====== Information provided ======

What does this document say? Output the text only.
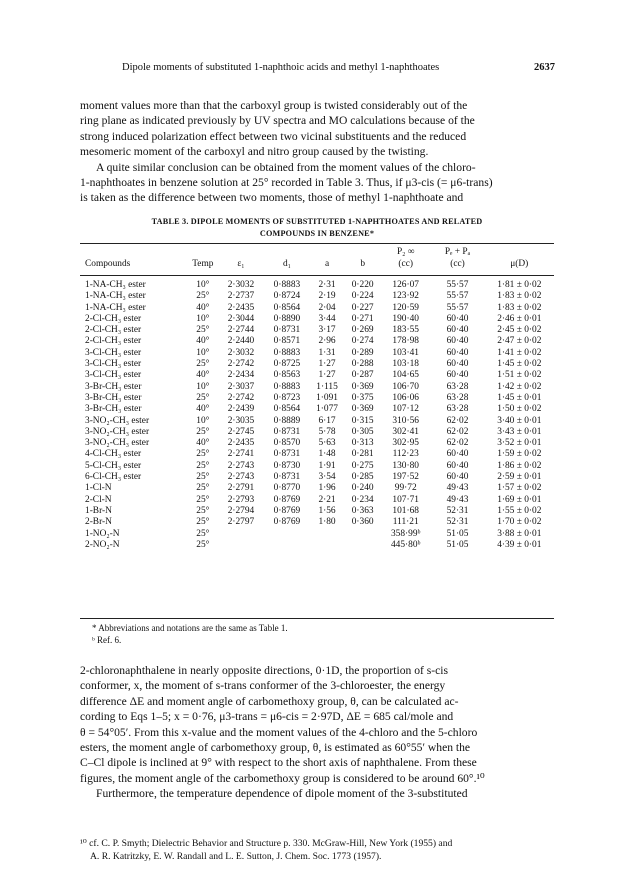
Dipole moments of substituted 1-naphthoic acids and methyl 1-naphthoates	2637

moment values more than that the carboxyl group is twisted considerably out of the

ring plane as indicated previously by UV spectra and MO calculations because of the

strong induced polarization effect between two vicinal substituents and the reduced

mesomeric moment of the carboxyl and nitro group caused by the twisting.

A quite similar conclusion can be obtained from the moment values of the chloro-

1-naphthoates in benzene solution at 25° recorded in Table 3. Thus, if μ3-cis (= μ6-trans)

is taken as the difference between two moments, those of methyl 1-naphthoate and

TABLE 3. DIPOLE MOMENTS OF SUBSTITUTED 1-NAPHTHOATES AND RELATED
COMPOUNDS IN BENZENE*
						P₂ ∞	Pₑ + Pₐ	μ(D)
Compounds	Temp	ε₁	d₁	a	b	(cc)	(cc)	

1-NA-CH₃ ester	10°	2·3032	0·8883	2·31	0·220	126·07	55·57	1·81 ± 0·02
1-NA-CH₃ ester	25°	2·2737	0·8724	2·19	0·224	123·92	55·57	1·83 ± 0·02
1-NA-CH₃ ester	40°	2·2435	0·8564	2·04	0·227	120·59	55·57	1·83 ± 0·02
2-Cl-CH₃ ester	10°	2·3044	0·8890	3·44	0·271	190·40	60·40	2·46 ± 0·01
2-Cl-CH₃ ester	25°	2·2744	0·8731	3·17	0·269	183·55	60·40	2·45 ± 0·02
2-Cl-CH₃ ester	40°	2·2440	0·8571	2·96	0·274	178·98	60·40	2·47 ± 0·02
3-Cl-CH₃ ester	10°	2·3032	0·8883	1·31	0·289	103·41	60·40	1·41 ± 0·02
3-Cl-CH₃ ester	25°	2·2742	0·8725	1·27	0·288	103·18	60·40	1·45 ± 0·02
3-Cl-CH₃ ester	40°	2·2434	0·8563	1·27	0·287	104·65	60·40	1·51 ± 0·02
3-Br-CH₃ ester	10°	2·3037	0·8883	1·115	0·369	106·70	63·28	1·42 ± 0·02
3-Br-CH₃ ester	25°	2·2742	0·8723	1·091	0·375	106·06	63·28	1·45 ± 0·01
3-Br-CH₃ ester	40°	2·2439	0·8564	1·077	0·369	107·12	63·28	1·50 ± 0·02
3-NO₂-CH₃ ester	10°	2·3035	0·8889	6·17	0·315	310·56	62·02	3·40 ± 0·01
3-NO₂-CH₃ ester	25°	2·2745	0·8731	5·78	0·305	302·41	62·02	3·43 ± 0·01
3-NO₂-CH₃ ester	40°	2·2435	0·8570	5·63	0·313	302·95	62·02	3·52 ± 0·01
4-Cl-CH₃ ester	25°	2·2741	0·8731	1·48	0·281	112·23	60·40	1·59 ± 0·02
5-Cl-CH₃ ester	25°	2·2743	0·8730	1·91	0·275	130·80	60·40	1·86 ± 0·02
6-Cl-CH₃ ester	25°	2·2743	0·8731	3·54	0·285	197·52	60·40	2·59 ± 0·01
1-Cl-N	25°	2·2791	0·8770	1·96	0·240	99·72	49·43	1·57 ± 0·02
2-Cl-N	25°	2·2793	0·8769	2·21	0·234	107·71	49·43	1·69 ± 0·01
1-Br-N	25°	2·2794	0·8769	1·56	0·363	101·68	52·31	1·55 ± 0·02
2-Br-N	25°	2·2797	0·8769	1·80	0·360	111·21	52·31	1·70 ± 0·02
1-NO₂-N	25°					358·99ᵇ	51·05	3·88 ± 0·01
2-NO₂-N	25°					445·80ᵇ	51·05	4·39 ± 0·01
* Abbreviations and notations are the same as Table 1.
ᵇ Ref. 6.

2-chloronaphthalene in nearly opposite directions, 0·1D, the proportion of s-cis

conformer, x, the moment of s-trans conformer of the 3-chloroester, the energy

difference ΔE and moment angle of carbomethoxy group, θ, can be calculated ac-

cording to Eqs 1–5; x = 0·76, μ3-trans = μ6-cis = 2·97D, ΔE = 685 cal/mole and

θ = 54°05′. From this x-value and the moment values of the 4-chloro and the 5-chloro

esters, the moment angle of carbomethoxy group, θ, is estimated as 60°55′ when the

C–Cl dipole is inclined at 9° with respect to the short axis of naphthalene. From these

figures, the moment angle of the carbomethoxy group is considered to be around 60°.¹⁰

Furthermore, the temperature dependence of dipole moment of the 3-substituted

¹⁰ cf. C. P. Smyth; Dielectric Behavior and Structure p. 330. McGraw-Hill, New York (1955) and

A. R. Katritzky, E. W. Randall and L. E. Sutton, J. Chem. Soc. 1773 (1957).
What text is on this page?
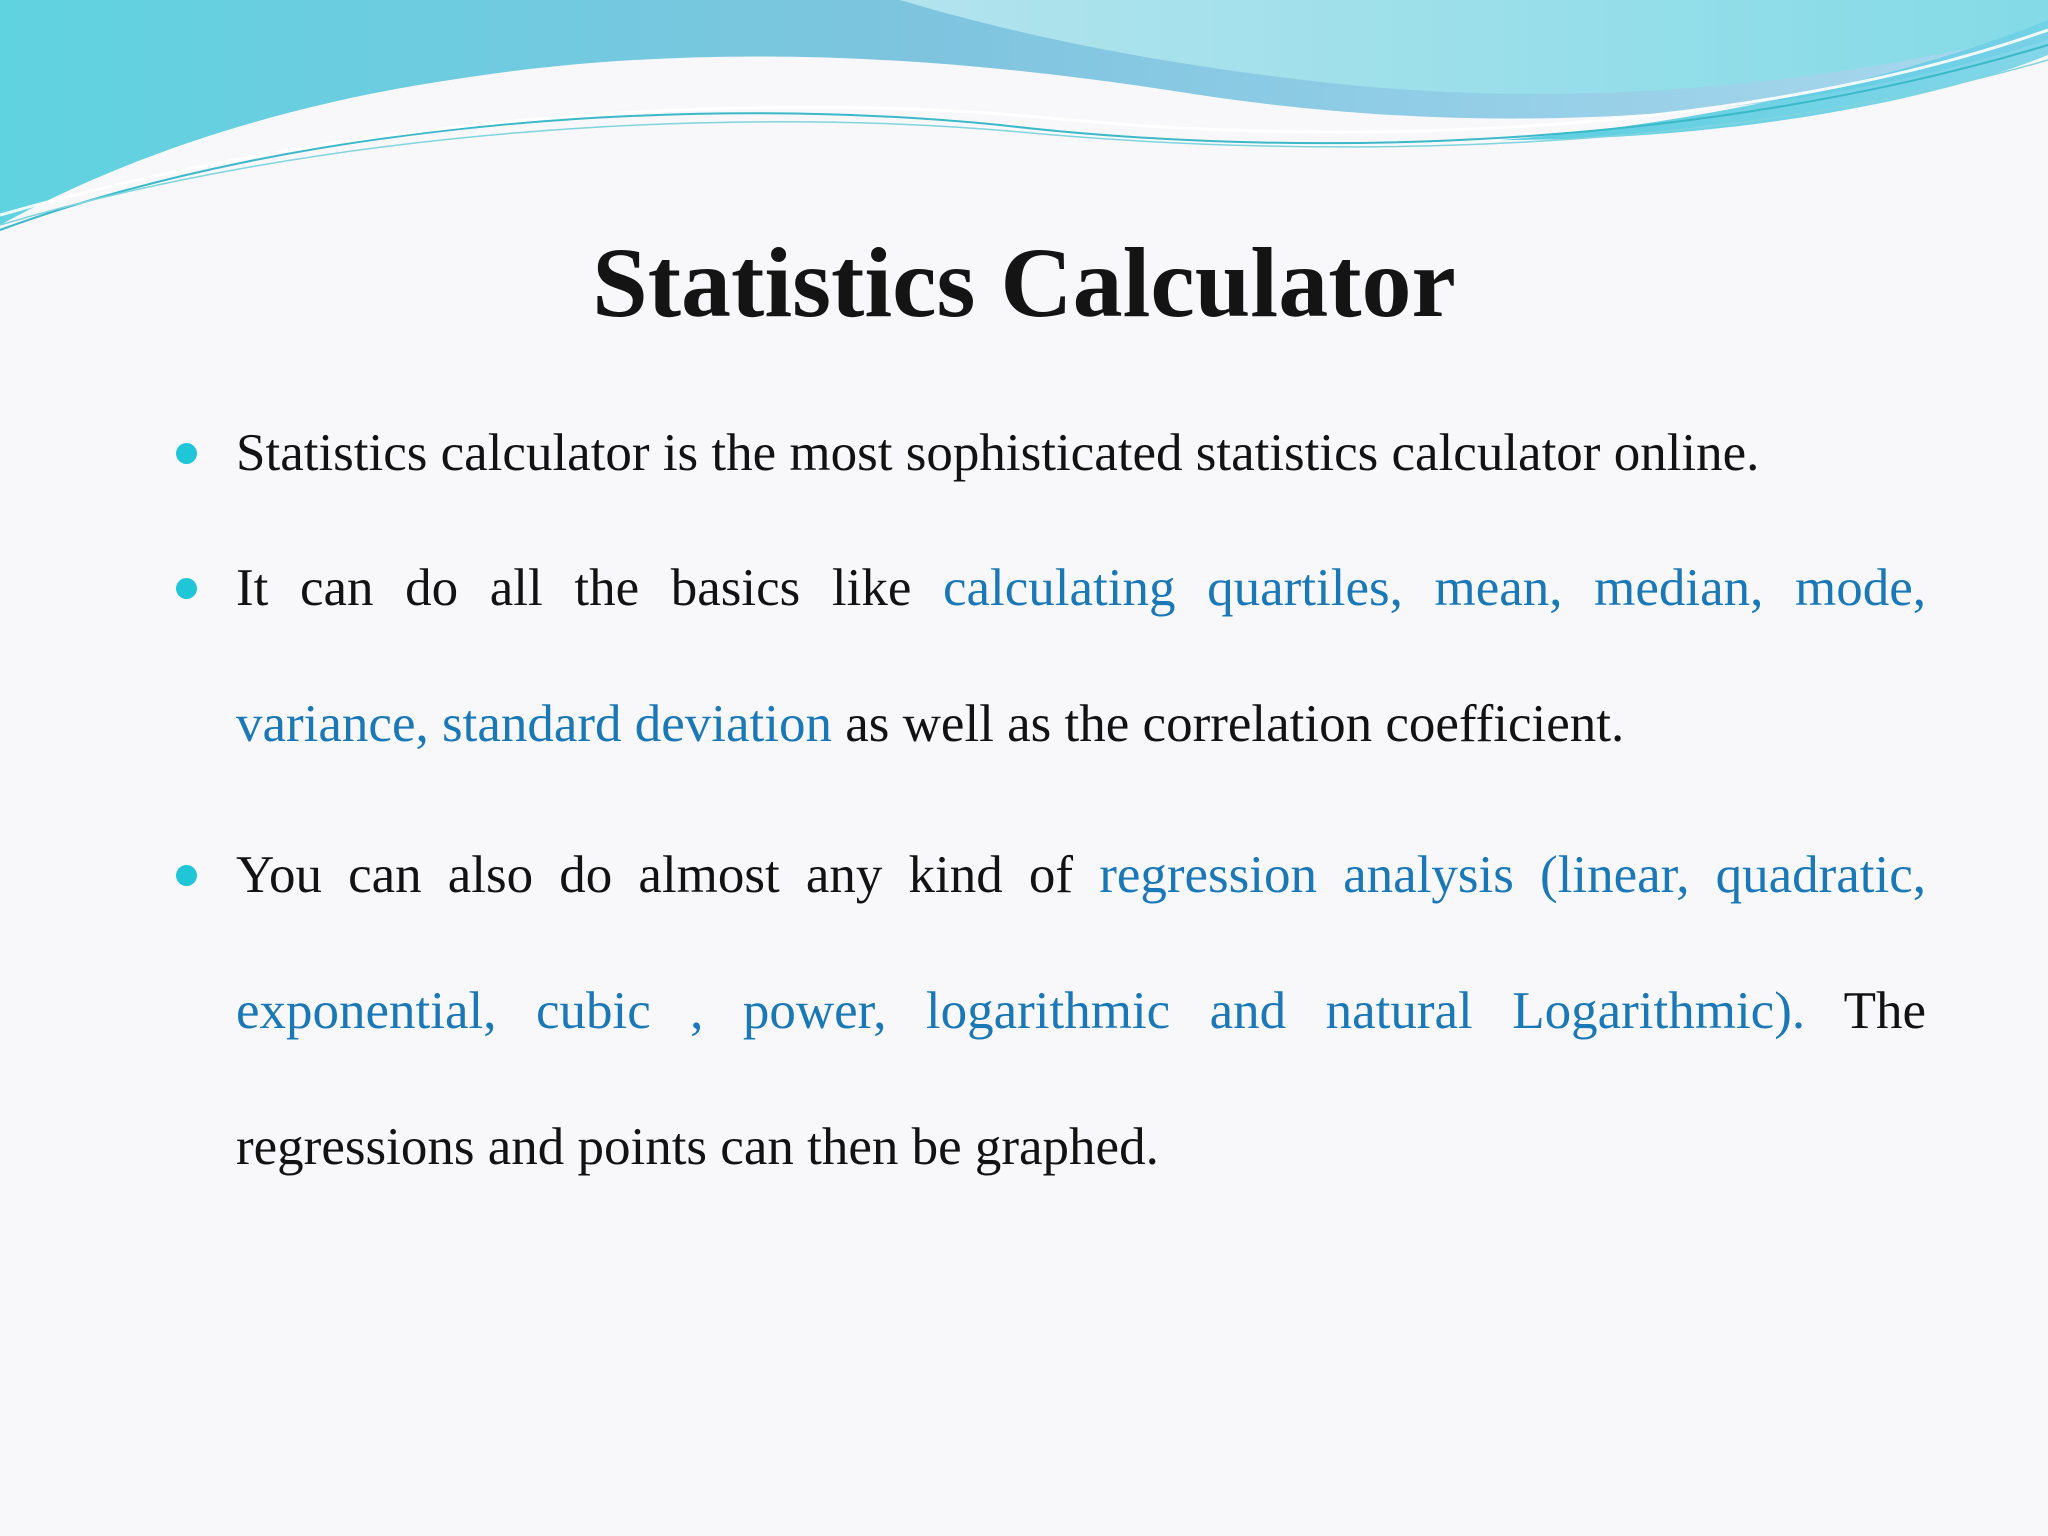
Statistics Calculator
Statistics calculator is the most sophisticated statistics calculator online.
It can do all the basics like calculating quartiles, mean, median, mode, variance, standard deviation as well as the correlation coefficient.
You can also do almost any kind of regression analysis (linear, quadratic, exponential, cubic , power, logarithmic and natural Logarithmic). The regressions and points can then be graphed.
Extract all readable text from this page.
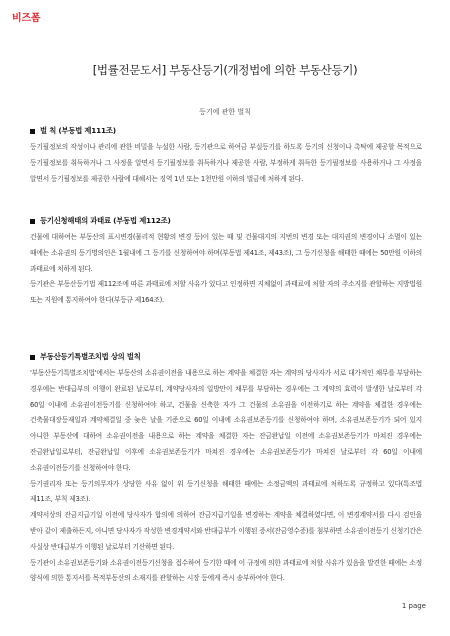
비즈폼
[법률전문도서] 부동산등기(개정법에 의한 부동산등기)
등기에 관한 벌칙
벌 칙 (부동법 제111조)

등기필정보의 작성이나 관리에 관한 비밀을 누설한 사람, 등기관으로 하여금 부실등기를 하도록 등기의 신청이나 촉탁에 제공할 목적으로 등기필정보를 취득하거나 그 사정을 알면서 등기필정보를 취득하거나 제공한 사람, 부정하게 취득한 등기필정보를 사용하거나 그 사정을 알면서 등기필정보를 제공한 사람에 대해서는 징역 1년 또는 1천만원 이하의 벌금에 처하게 된다.

등기신청해태의 과태료 (부동법 제112조)

건물에 대하여는 부동산의 표시변경(물리적 현황의 변경 등)이 있는 때 및 건물대지의 지번의 변경 또는 대지권의 변경이나 소멸이 있는 때에는 소유권의 등기명의인은 1월내에 그 등기를 신청하여야 하며(부동법 제41조, 제43조), 그 등기신청을 해태한 때에는 50만원 이하의 과태료에 처하게 된다.

등기관은 부동산등기법 제112조에 따른 과태료에 처할 사유가 있다고 인정하면 지체없이 과태료에 처할 자의 주소지를 관할하는 지방법원 또는 지원에 통지하여야 한다(부등규 제164조).

부동산등기특별조치법 상의 벌칙

'부동산등기특별조치법'에서는 부동산의 소유권이전을 내용으로 하는 계약을 체결한 자는 계약의 당사자가 서로 대가적인 채무를 부담하는 경우에는 반대급부의 이행이 완료된 날로부터, 계약당사자의 일방만이 채무를 부담하는 경우에는 그 계약의 효력이 발생한 날로부터 각 60일 이내에 소유권이전등기를 신청하여야 하고, 건물을 신축한 자가 그 건물의 소유권을 이전하기로 하는 계약을 체결한 경우에는 건축물대장등재일과 계약체결일 중 늦은 날을 기준으로 60일 이내에 소유권보존등기를 신청하여야 하며, 소유권보존등기가 되어 있지 아니한 부동산에 대하여 소유권이전을 내용으로 하는 계약을 체결한 자는 잔금완납일 이전에 소유권보존등기가 마쳐진 경우에는 잔금완납일로부터, 잔금완납일 이후에 소유권보존등기가 마쳐진 경우에는 소유권보존등기가 마쳐진 날로부터 각 60일 이내에 소유권이전등기를 신청하여야 한다.

등기권리자 또는 등기의무자가 상당한 사유 없이 위 등기신청을 해태한 때에는 소정금액의 과태료에 처하도록 규정하고 있다(특조법 제11조, 부칙 제3조).

계약서상의 잔금지급기일 이전에 당사자가 합의에 의하여 잔금지급기일을 변경하는 계약을 체결하였다면, 이 변경계약서를 다시 검인을 받아 같이 제출하든지, 아니면 당사자가 작성한 변경계약서와 반대급부가 이행된 증서(잔금영수증)를 첨부하면 소유권이전등기 신청기간은 사실상 반대급부가 이행된 날로부터 기산하면 된다.

등기관이 소유권보존등기와 소유권이전등기신청을 접수하여 등기한 때에 이 규정에 의한 과태료에 처할 사유가 있음을 발견한 때에는 소정 양식에 의한 통지서를 목적부동산의 소재지를 관할하는 시장 등에게 즉시 송부하여야 한다.

1 page
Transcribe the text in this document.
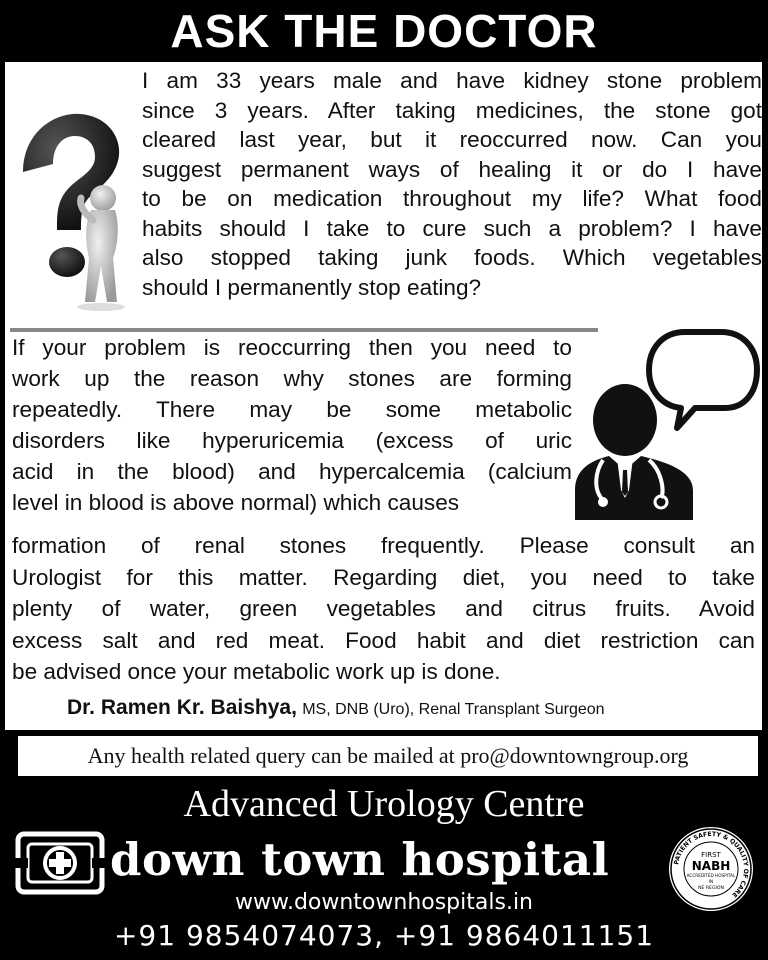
ASK THE DOCTOR
I am 33 years male and have kidney stone problem
since 3 years. After taking medicines, the stone got
cleared last year, but it reoccurred now. Can you
suggest permanent ways of healing it or do I have
to be on medication throughout my life? What food
habits should I take to cure such a problem? I have
also stopped taking junk foods. Which vegetables
should I permanently stop eating?
If your problem is reoccurring then you need to
work up the reason why stones are forming
repeatedly. There may be some metabolic
disorders like hyperuricemia (excess of uric
acid in the blood) and hypercalcemia (calcium
level in blood is above normal) which causes
formation of renal stones frequently. Please consult an
Urologist for this matter. Regarding diet, you need to take
plenty of water, green vegetables and citrus fruits. Avoid
excess salt and red meat. Food habit and diet restriction can
be advised once your metabolic work up is done.
Dr. Ramen Kr. Baishya, MS, DNB (Uro), Renal Transplant Surgeon
Any health related query can be mailed at pro@downtowngroup.org
Advanced Urology Centre
down town hospital	PATIENT SAFETY & QUALITY OF CARE
FIRST
NABH
ACCREDITED HOSPITAL
IN
NE REGION
www.downtownhospitals.in
+91 9854074073, +91 9864011151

======

Pick out every line above that contains the word "관할하는" and copy it.

(Final result)
등기관은 부동산등기법 제112조에 따른 과태료에 처할 사유가 있다고 인정하면 지체없이 과태료에 처할 자의 주소지를 관할하는 지방법원 또는 지원에 통지하여야 한다(부등규 제164조).
등기관이 소유권보존등기와 소유권이전등기신청을 접수하여 등기한 때에 이 규정에 의한 과태료에 처할 사유가 있음을 발견한 때에는 소정 양식에 의한 통지서를 목적부동산의 소재지를 관할하는 시장 등에게 즉시 송부하여야 한다.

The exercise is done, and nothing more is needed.